**SET EXERCISE:** Please copy exactly the lines that begin with the one containing "Read all visible content and emit it as JSON." and end with the last line of the entries.

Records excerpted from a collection
»»

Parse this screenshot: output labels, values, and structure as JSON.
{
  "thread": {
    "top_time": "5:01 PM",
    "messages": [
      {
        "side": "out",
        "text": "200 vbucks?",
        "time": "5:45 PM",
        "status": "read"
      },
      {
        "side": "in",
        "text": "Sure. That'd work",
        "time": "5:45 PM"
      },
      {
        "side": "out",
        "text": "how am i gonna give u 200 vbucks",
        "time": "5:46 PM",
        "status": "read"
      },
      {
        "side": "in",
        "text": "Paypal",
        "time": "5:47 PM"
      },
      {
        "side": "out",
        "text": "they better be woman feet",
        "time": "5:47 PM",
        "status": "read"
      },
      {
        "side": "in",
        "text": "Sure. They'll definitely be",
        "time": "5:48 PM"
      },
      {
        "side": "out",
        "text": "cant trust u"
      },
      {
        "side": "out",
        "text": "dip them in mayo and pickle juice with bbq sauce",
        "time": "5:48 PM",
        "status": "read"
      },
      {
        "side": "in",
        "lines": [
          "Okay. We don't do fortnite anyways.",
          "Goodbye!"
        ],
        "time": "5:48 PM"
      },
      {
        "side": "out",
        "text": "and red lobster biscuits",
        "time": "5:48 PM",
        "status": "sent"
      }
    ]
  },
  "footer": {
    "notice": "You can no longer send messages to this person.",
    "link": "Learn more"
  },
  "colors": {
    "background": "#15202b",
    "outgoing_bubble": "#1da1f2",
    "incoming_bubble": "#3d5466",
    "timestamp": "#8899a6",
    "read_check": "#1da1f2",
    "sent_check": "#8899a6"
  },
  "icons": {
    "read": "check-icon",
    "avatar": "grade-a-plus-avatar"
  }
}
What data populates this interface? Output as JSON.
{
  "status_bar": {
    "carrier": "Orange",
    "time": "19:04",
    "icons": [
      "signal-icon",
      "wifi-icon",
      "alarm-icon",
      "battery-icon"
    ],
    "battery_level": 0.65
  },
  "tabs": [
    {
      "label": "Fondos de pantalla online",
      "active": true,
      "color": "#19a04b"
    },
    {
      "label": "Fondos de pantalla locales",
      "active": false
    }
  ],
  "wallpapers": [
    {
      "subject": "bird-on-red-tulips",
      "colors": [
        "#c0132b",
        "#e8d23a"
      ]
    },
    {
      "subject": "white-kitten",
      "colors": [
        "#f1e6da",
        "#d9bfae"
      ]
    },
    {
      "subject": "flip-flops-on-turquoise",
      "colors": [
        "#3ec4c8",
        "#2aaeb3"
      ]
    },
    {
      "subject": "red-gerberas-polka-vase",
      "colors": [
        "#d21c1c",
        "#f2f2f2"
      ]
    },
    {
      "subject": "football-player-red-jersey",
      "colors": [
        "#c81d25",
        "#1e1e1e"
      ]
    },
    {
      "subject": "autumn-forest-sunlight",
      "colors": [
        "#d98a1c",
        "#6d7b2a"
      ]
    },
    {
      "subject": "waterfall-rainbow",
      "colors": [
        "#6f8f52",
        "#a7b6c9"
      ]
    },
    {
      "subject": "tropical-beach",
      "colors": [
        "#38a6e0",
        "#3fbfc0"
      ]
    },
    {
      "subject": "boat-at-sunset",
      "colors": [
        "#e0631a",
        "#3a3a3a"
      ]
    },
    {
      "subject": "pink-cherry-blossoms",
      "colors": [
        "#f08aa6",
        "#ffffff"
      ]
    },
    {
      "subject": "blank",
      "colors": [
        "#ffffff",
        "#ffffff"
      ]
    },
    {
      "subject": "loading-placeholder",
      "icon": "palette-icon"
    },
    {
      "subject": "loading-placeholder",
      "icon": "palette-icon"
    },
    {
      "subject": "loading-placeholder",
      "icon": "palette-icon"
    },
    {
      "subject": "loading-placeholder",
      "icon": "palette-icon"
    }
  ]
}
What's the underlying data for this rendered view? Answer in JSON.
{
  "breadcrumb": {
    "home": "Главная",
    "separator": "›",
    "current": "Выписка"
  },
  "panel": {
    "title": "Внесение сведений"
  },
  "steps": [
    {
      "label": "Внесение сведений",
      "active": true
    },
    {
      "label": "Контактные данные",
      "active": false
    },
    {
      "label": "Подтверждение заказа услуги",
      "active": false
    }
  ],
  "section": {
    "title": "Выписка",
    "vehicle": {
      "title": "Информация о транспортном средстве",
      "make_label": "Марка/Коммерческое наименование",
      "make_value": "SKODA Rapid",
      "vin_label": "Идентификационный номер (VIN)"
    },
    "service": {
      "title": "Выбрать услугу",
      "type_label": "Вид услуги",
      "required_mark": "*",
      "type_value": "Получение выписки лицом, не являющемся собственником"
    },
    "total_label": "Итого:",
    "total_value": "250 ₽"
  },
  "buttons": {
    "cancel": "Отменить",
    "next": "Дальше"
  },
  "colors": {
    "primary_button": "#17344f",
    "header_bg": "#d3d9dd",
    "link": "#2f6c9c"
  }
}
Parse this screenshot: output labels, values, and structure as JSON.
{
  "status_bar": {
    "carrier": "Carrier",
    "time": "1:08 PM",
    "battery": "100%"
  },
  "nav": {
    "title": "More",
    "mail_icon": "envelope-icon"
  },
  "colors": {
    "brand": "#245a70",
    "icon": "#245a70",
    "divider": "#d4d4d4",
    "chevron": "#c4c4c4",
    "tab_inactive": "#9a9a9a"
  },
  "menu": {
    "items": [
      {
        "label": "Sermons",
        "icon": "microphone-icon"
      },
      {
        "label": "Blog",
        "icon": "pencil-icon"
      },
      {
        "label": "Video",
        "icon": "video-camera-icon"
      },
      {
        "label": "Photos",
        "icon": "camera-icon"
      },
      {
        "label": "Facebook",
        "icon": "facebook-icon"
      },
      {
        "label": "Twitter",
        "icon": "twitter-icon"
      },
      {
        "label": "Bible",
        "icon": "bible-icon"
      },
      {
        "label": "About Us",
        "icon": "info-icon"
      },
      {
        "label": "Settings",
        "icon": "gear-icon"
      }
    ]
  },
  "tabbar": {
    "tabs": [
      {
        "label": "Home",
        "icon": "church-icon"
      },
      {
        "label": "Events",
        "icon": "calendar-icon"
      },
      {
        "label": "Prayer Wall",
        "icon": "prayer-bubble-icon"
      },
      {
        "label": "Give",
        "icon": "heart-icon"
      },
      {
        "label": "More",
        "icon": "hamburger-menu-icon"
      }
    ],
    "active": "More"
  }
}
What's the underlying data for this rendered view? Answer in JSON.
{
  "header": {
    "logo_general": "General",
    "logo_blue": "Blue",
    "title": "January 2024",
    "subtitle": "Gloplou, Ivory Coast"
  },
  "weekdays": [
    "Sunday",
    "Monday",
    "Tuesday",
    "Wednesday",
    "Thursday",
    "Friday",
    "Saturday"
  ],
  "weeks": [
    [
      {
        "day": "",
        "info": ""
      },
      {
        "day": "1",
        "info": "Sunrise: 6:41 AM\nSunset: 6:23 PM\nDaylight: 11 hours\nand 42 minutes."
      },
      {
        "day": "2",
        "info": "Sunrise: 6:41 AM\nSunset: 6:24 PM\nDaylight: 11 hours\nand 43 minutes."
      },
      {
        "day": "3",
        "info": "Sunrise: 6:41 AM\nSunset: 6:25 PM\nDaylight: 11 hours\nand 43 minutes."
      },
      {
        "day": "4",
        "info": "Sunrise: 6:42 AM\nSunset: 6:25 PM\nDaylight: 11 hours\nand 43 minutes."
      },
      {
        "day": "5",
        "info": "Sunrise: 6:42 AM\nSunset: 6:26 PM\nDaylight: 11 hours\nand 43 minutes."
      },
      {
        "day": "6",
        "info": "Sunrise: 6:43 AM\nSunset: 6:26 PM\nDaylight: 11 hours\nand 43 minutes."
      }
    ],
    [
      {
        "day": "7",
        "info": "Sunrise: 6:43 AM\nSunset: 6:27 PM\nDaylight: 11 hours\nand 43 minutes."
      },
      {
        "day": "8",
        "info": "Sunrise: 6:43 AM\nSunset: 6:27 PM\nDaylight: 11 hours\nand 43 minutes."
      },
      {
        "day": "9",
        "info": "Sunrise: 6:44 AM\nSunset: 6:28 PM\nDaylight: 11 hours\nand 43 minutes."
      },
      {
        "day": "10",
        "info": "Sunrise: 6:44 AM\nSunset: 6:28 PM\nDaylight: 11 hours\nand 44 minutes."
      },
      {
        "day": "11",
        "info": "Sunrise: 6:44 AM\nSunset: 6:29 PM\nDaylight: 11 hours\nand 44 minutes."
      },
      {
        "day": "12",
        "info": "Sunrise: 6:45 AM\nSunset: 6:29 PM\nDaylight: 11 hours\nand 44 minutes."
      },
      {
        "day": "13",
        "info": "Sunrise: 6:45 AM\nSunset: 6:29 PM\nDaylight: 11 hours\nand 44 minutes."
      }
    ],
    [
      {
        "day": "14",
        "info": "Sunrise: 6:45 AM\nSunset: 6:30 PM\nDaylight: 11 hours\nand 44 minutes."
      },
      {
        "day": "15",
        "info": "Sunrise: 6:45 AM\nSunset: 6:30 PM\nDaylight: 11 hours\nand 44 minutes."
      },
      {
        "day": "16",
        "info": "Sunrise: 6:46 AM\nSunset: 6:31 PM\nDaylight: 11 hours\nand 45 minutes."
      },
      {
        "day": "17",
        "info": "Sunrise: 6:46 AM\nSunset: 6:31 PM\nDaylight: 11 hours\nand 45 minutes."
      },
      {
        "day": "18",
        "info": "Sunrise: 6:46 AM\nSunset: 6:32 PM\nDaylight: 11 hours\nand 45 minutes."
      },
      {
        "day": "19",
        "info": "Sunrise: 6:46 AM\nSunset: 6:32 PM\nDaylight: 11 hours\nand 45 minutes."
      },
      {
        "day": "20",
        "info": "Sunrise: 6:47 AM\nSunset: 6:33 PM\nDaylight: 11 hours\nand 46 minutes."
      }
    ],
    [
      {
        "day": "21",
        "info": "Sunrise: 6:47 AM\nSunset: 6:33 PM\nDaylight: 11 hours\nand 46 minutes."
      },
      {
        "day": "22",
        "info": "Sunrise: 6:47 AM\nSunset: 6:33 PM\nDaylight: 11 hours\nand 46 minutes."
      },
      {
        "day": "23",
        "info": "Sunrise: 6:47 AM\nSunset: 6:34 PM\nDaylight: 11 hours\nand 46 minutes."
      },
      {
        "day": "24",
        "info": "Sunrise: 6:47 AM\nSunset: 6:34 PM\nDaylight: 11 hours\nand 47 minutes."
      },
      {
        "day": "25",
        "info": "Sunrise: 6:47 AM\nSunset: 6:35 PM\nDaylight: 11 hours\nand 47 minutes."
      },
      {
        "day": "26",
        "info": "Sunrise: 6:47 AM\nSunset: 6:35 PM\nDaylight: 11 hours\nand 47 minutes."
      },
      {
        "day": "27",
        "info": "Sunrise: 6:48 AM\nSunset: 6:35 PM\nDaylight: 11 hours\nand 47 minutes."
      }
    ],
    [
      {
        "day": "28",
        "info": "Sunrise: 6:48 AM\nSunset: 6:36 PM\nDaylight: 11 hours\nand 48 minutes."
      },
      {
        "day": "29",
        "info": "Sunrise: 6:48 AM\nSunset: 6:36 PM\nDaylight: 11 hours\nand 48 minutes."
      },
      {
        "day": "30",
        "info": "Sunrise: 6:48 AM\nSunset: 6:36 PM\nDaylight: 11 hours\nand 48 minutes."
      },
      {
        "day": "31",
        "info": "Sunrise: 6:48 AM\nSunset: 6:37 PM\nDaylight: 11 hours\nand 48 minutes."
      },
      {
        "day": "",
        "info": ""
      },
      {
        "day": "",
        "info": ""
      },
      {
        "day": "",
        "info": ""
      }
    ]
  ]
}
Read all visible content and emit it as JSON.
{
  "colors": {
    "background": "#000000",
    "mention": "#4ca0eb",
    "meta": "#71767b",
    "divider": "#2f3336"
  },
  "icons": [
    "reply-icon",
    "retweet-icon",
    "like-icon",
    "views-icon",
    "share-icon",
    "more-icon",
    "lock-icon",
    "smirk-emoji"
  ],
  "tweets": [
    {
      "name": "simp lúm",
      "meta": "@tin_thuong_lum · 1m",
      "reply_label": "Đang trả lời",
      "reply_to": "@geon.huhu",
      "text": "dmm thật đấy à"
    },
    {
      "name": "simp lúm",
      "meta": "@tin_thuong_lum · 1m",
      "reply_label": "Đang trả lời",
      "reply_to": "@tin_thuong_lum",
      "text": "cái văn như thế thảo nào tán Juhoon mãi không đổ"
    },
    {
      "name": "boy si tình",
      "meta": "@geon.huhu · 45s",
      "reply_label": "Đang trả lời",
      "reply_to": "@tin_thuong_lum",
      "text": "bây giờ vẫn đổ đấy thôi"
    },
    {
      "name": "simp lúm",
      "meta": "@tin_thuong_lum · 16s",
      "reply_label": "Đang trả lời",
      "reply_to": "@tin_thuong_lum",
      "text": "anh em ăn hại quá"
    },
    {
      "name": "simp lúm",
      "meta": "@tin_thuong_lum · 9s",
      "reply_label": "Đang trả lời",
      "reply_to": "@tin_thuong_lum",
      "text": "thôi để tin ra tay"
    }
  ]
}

««

**COMPLETE RESPONSE:**
Read all visible content and emit it as JSON.
{
  "colors": {
    "background": "#000000",
    "mention": "#4ca0eb",
    "meta": "#71767b",
    "divider": "#2f3336"
  },
  "icons": [
    "reply-icon",
    "retweet-icon",
    "like-icon",
    "views-icon",
    "share-icon",
    "more-icon",
    "lock-icon",
    "smirk-emoji"
  ],
  "tweets": [
    {
      "name": "simp lúm",
      "meta": "@tin_thuong_lum · 1m",
      "reply_label": "Đang trả lời",
      "reply_to": "@geon.huhu",
      "text": "dmm thật đấy à"
    },
    {
      "name": "simp lúm",
      "meta": "@tin_thuong_lum · 1m",
      "reply_label": "Đang trả lời",
      "reply_to": "@tin_thuong_lum",
      "text": "cái văn như thế thảo nào tán Juhoon mãi không đổ"
    },
    {
      "name": "boy si tình",
      "meta": "@geon.huhu · 45s",
      "reply_label": "Đang trả lời",
      "reply_to": "@tin_thuong_lum",
      "text": "bây giờ vẫn đổ đấy thôi"
    },
    {
      "name": "simp lúm",
      "meta": "@tin_thuong_lum · 16s",
      "reply_label": "Đang trả lời",
      "reply_to": "@tin_thuong_lum",
      "text": "anh em ăn hại quá"
    },
    {
      "name": "simp lúm",
      "meta": "@tin_thuong_lum · 9s",
      "reply_label": "Đang trả lời",
      "reply_to": "@tin_thuong_lum",
      "text": "thôi để tin ra tay"
    }
  ]
}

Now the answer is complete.